Alıştırmanın Amacı ::
Okuma metnine göre, kurumca itirazı reddedilenler kararın tebliğinden itibaren kaç gün içinde hangi mahkemeye başvurabilir?

Kurumca itirazı reddedilenler, kararın kendilerine tebliğ tarihinden itibaren
(7) gün içinde yetkili sulh ceza mahkemesine başvurabilirler. Mahkemeye
başvurulması cezanın takip ve tahsilini durdurmaz.”
B- Dayanılan
Anayasa Kuralları
Başvuru
kararında Anayasa’nın 2., 8., 9., 125., 140., 142. ve 155. maddelerine
dayanılmıştır.
IV- İLK
İNCELEME
Anayasa
Mahkemesi İçtüzüğü’nün 8. maddesi gereğince Mustafa BUMİN, Haşim KILIÇ, Samia
AKBULUT, Yalçın ACARGÜN, Sacit ADALI, Ali HÜNER, Fulya KANTARCIO?LU, Mahir Can
ILICAK, Rüştü SÖNMEZ, Tülay TU?CU ve Ahmet AKYALÇIN’ın katılımlarıyla 10.4.2001
günü yapılan ilk inceleme toplantısında, dosyada eksiklik bulunmadığından işin
esasının incelenmesine oybirliğiyle karar verilmiştir.

Etiketli kutu kayıtları:
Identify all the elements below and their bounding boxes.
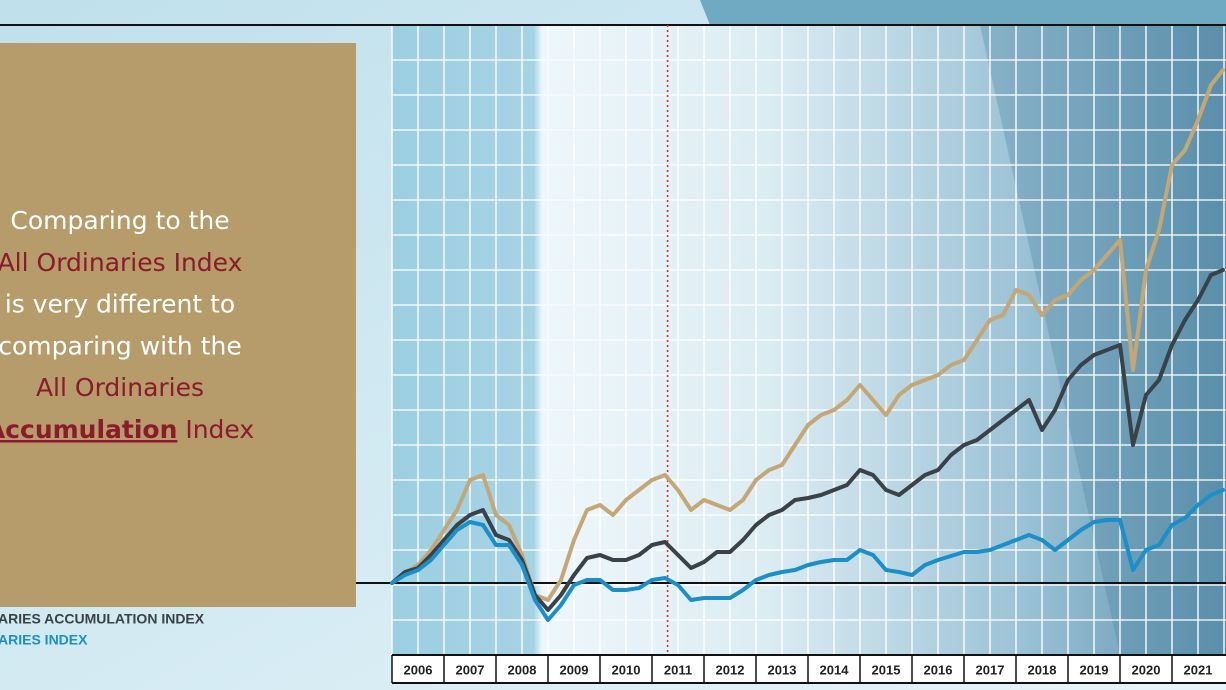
legend-label: ARIES ACCUMULATION INDEX [0, 611, 205, 627]
callout-text: Index [177, 415, 254, 444]
callout-box [0, 43, 356, 607]
series-line [390, 488, 1225, 622]
callout-text: Accumulation [0, 415, 177, 444]
marks [356, 25, 1226, 655]
callout-line: comparing with the [0, 331, 242, 360]
x-tick-label: 2008 [508, 662, 537, 677]
x-tick-label: 2011 [664, 662, 692, 677]
x-tick-label: 2014 [820, 662, 850, 677]
callout-line: Comparing to the [10, 206, 229, 235]
x-tick-label: 2017 [976, 662, 1005, 677]
callout-line: All Ordinaries Index [0, 248, 242, 277]
x-tick-label: 2009 [560, 662, 589, 677]
legend-label: ARIES INDEX [0, 632, 88, 648]
x-tick-label: 2007 [456, 662, 485, 677]
x-tick-label: 2021 [1184, 662, 1213, 677]
callout-text: All Ordinaries [36, 373, 204, 402]
callout-text: is very different to [5, 290, 235, 319]
callout-line: is very different to [5, 290, 235, 319]
x-axis: 2006 2007 2008 2009 2010 2011 2012 2013 2014 2015… [391, 654, 1226, 684]
callout-text: comparing with the [0, 331, 242, 360]
x-axis-strip [392, 655, 1226, 683]
callout-line: Accumulation Index [0, 415, 254, 444]
x-tick-label: 2018 [1028, 662, 1057, 677]
callout-text: All Ordinaries Index [0, 248, 242, 277]
callout: Comparing to the All Ordinaries Index is v… [0, 206, 254, 444]
x-tick-label: 2016 [924, 662, 953, 677]
x-tick-label: 2013 [768, 662, 797, 677]
x-tick-label: 2020 [1132, 662, 1161, 677]
x-tick-label: 2006 [404, 662, 433, 677]
callout-line: All Ordinaries [36, 373, 204, 402]
legend: ARIES ACCUMULATION INDEX ARIES INDEX [0, 611, 205, 648]
x-tick-label: 2012 [716, 662, 745, 677]
x-tick-label: 2010 [612, 662, 641, 677]
header-band [700, 0, 1226, 25]
x-tick-label: 2019 [1080, 662, 1109, 677]
grid [0, 24, 1226, 655]
callout-text: Comparing to the [10, 206, 229, 235]
x-tick-label: 2015 [872, 662, 901, 677]
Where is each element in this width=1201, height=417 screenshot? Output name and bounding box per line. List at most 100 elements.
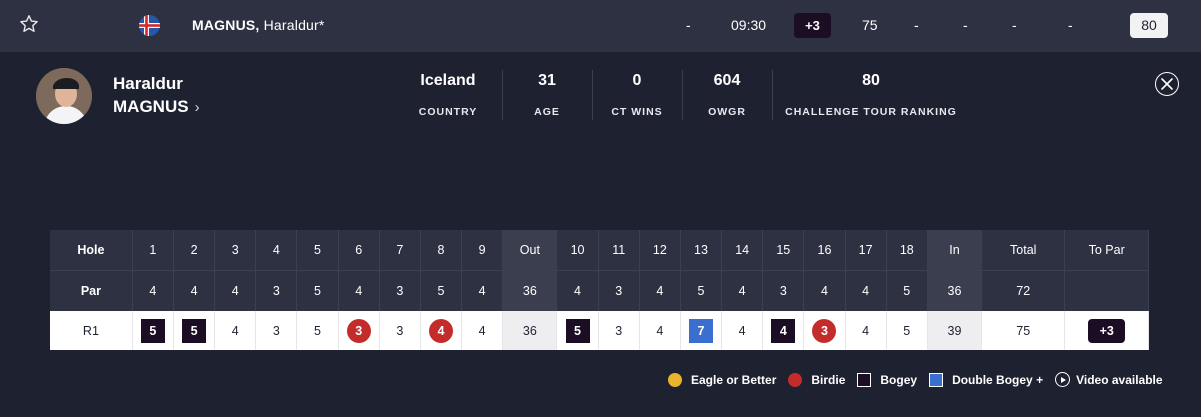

Tamamlanan Görev ::
Kararın tebliğinden itibaren 7 gün içinde yetkili sulh ceza mahkemesine başvurabilirler.